# [ZU PRÜFENDER TEXT]
▼
§ 61 LKWG M-V, Wahlgebiet, Wahlbereiche und Wahlbezirke bei Kommunalwahlen

§ 61 LKWG M-V
Gesetz über die Wahlen im Land Mecklenburg-Vorpommern (Landes- und Kommunalwahlgesetz - LKWG M-V)
Landesrecht Mecklenburg-Vorpommern

Teil 3 – Ergänzende Bestimmungen zum Kommunalwahlrecht

Titel: Gesetz über die Wahlen im Land Mecklenburg-Vorpommern (Landes- und Kommunalwahlgesetz - LKWG M-V)
Normgeber: Mecklenburg-Vorpommern
Amtliche Abkürzung: LKWG M-V
Gliederungs-Nr.: 111-6
Normtyp: Gesetz

(1) Wahlgebiet ist das Gebiet der Kommune, in der gewählt wird.

(2) Wahlgebiete mit einer Einwohnerzahl von bis zu 25.000 können in mehrere Wahlbereiche eingeteilt werden. Alle übrigen Wahlgebiete sind in mehrere Wahlbereiche einzuteilen. Für die Einwohnerzahl ist § 60 Absatz 5 anzuwenden.
▲
# [DATENSATZ]
▼
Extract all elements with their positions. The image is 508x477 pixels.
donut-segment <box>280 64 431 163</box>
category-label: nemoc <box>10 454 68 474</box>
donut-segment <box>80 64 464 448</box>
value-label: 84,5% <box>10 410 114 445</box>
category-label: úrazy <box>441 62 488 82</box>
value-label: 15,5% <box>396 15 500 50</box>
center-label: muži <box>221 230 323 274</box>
▲
# [DEINE AUFGABE]
Schreibe aus dem Gesetzestext zum Wahlgebiet die Stelle wortgetreu ab, die mit „Titel: Gesetz über die“ beginnt und mit „der gewählt wird.“ endet.

# [LÖSUNG]
Titel: Gesetz über die Wahlen im Land Mecklenburg-Vorpommern (Landes- und Kommunalwahlgesetz - LKWG M-V)
Normgeber: Mecklenburg-Vorpommern
Amtliche Abkürzung: LKWG M-V
Gliederungs-Nr.: 111-6
Normtyp: Gesetz

(1) Wahlgebiet ist das Gebiet der Kommune, in der gewählt wird.